Keep only the lines where "ajustaba" appears.

Records to process:
-- START --
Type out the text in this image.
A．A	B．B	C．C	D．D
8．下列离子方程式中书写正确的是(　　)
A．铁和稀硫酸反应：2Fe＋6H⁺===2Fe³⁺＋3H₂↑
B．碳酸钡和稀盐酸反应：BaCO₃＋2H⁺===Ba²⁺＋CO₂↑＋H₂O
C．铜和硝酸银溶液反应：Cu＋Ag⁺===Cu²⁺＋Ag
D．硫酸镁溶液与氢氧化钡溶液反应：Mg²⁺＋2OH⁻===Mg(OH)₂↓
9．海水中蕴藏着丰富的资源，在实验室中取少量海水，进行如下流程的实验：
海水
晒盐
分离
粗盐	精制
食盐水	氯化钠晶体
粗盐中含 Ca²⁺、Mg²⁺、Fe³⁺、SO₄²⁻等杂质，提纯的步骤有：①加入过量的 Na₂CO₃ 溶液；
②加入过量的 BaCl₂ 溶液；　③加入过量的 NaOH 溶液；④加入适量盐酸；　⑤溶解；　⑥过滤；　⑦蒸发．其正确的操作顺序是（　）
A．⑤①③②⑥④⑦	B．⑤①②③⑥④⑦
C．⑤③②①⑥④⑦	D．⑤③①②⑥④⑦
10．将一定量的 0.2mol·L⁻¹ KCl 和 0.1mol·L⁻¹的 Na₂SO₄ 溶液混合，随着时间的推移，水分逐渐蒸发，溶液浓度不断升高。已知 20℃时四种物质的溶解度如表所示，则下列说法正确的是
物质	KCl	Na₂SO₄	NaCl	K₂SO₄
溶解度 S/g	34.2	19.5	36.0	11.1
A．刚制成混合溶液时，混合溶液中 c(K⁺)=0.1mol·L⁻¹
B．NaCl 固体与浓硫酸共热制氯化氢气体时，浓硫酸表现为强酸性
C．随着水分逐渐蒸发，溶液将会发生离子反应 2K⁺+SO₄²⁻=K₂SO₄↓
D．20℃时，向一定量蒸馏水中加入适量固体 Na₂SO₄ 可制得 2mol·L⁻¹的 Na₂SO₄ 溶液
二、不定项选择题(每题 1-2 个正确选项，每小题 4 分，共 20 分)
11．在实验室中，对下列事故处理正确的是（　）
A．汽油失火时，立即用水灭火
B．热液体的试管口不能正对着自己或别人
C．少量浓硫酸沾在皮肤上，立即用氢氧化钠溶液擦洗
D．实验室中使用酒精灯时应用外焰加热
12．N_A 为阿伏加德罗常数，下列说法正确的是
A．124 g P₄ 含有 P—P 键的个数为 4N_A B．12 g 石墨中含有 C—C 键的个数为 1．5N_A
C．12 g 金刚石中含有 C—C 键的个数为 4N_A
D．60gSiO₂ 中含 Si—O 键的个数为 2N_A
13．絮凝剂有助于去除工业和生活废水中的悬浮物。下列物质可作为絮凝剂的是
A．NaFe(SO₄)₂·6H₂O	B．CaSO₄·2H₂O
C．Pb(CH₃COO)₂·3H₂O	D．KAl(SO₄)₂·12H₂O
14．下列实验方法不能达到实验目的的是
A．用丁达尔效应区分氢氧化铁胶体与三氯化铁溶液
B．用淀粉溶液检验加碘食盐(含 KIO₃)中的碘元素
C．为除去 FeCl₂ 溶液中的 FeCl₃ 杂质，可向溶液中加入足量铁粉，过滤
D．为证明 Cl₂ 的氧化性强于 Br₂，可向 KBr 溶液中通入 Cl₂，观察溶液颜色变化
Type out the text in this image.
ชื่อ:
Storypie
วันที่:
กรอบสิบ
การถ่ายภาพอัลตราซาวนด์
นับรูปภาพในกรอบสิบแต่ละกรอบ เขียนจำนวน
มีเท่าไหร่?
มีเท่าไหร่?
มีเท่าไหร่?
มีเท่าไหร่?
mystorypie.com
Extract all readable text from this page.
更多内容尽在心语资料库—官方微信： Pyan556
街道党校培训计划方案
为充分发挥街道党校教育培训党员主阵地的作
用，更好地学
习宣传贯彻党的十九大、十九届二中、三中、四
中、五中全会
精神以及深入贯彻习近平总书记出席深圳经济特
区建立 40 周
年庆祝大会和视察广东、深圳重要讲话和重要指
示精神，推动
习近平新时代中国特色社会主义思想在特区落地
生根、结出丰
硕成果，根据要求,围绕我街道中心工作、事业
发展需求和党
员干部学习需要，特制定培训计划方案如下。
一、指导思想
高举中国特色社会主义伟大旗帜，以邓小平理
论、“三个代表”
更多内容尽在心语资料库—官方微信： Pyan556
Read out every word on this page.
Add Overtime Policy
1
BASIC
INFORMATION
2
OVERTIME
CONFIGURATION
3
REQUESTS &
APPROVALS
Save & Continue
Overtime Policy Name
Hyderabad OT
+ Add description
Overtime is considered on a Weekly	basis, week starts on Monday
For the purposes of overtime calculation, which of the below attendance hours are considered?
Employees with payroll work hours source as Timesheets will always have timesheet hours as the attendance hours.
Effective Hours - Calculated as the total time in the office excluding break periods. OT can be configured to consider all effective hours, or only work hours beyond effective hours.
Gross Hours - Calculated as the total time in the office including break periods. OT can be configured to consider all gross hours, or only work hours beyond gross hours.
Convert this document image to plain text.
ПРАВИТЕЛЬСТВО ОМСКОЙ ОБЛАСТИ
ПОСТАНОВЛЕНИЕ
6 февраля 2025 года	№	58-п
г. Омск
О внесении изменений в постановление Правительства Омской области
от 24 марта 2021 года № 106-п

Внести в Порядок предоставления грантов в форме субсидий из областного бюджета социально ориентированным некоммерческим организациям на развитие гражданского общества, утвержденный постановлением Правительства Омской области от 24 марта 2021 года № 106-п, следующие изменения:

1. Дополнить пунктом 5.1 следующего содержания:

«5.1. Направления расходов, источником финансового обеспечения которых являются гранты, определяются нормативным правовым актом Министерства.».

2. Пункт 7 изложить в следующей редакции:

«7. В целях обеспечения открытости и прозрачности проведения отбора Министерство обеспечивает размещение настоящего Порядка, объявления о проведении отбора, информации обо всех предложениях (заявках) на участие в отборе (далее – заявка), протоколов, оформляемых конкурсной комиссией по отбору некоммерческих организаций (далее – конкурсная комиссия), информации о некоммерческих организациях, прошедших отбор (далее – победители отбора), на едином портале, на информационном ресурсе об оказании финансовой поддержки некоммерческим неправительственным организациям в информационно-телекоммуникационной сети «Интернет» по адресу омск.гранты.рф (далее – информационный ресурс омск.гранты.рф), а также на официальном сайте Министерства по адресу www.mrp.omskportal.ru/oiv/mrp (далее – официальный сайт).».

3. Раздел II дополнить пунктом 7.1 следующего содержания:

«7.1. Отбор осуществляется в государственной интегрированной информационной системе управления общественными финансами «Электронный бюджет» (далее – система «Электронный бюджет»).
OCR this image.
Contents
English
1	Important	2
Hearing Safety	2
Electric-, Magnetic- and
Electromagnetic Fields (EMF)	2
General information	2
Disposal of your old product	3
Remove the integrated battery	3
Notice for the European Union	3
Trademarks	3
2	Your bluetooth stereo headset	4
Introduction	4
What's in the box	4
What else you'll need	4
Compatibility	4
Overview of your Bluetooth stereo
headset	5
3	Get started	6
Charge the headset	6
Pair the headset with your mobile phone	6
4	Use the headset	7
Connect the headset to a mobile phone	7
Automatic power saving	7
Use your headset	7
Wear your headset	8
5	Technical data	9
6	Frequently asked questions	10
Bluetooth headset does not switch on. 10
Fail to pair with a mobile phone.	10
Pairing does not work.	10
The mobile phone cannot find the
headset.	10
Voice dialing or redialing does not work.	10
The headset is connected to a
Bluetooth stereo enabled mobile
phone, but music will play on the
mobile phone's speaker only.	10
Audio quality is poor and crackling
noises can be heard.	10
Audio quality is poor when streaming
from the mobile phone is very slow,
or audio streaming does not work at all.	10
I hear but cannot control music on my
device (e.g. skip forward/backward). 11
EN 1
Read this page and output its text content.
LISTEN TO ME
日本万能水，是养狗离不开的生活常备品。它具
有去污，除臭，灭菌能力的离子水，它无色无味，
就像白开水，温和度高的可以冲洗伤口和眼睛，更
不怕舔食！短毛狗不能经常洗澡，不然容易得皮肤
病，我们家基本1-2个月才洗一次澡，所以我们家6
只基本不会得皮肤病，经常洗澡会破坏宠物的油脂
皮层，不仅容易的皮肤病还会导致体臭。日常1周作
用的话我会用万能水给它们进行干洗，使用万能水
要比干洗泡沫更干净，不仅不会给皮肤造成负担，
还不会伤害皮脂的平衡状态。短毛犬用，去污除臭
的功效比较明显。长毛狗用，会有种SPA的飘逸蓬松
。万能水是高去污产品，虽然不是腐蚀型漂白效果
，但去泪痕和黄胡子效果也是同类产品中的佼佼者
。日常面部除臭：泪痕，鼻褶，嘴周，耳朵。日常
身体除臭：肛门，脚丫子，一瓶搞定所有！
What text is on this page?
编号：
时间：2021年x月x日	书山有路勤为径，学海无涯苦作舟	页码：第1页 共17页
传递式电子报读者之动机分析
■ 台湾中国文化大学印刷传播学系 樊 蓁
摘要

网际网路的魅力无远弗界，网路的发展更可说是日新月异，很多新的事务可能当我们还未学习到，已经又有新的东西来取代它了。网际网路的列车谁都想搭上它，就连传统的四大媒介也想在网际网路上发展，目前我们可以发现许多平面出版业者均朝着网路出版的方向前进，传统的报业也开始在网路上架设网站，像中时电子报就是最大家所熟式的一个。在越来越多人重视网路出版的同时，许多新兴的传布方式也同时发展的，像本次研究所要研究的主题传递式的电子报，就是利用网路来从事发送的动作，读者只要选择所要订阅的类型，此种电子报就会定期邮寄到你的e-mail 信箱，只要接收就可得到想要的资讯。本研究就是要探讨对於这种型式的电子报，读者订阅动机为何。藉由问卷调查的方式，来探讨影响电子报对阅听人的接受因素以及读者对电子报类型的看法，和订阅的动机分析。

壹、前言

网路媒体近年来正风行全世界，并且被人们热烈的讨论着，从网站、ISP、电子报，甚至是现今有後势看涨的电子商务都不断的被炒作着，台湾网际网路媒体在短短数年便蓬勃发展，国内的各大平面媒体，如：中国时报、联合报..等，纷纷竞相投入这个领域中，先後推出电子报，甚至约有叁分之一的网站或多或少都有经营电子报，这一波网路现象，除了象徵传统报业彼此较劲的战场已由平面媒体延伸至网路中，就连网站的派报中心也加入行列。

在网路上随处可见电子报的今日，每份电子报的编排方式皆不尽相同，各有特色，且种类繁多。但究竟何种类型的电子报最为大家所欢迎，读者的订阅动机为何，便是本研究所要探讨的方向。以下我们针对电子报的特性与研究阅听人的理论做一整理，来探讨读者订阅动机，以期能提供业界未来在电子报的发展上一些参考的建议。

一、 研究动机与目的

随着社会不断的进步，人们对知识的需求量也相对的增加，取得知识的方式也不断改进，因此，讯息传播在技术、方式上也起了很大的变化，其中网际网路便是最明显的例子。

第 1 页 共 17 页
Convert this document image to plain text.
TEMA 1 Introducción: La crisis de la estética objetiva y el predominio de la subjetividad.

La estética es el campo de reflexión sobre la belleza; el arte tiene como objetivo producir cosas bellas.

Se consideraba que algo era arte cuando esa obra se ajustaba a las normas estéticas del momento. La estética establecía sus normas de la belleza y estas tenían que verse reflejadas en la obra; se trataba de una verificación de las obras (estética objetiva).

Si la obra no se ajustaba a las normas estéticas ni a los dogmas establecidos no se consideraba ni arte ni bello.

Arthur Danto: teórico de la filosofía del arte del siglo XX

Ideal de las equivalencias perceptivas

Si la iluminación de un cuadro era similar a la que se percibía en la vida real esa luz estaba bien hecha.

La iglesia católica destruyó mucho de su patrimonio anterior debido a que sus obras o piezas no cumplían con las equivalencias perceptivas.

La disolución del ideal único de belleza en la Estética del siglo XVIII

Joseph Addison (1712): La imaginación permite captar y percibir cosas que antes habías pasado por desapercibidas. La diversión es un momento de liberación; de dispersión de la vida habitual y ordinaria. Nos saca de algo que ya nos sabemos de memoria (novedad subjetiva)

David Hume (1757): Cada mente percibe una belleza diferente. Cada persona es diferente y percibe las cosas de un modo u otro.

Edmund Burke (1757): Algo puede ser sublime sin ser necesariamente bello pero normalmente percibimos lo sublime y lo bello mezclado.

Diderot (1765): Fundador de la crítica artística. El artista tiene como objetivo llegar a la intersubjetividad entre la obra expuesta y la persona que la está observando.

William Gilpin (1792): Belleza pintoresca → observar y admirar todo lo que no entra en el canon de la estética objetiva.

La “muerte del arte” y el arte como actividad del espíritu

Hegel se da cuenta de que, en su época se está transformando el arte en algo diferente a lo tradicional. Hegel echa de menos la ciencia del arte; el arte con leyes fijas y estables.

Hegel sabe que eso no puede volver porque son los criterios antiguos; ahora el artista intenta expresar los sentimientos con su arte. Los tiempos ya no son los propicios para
-- END --
Result for this exercise:
Se consideraba que algo era arte cuando esa obra se ajustaba a las normas estéticas del momento. La estética establecía sus normas de la belleza y estas tenían que verse reflejadas en la obra; se trataba de una verificación de las obras (estética objetiva).
Si la obra no se ajustaba a las normas estéticas ni a los dogmas establecidos no se consideraba ni arte ni bello.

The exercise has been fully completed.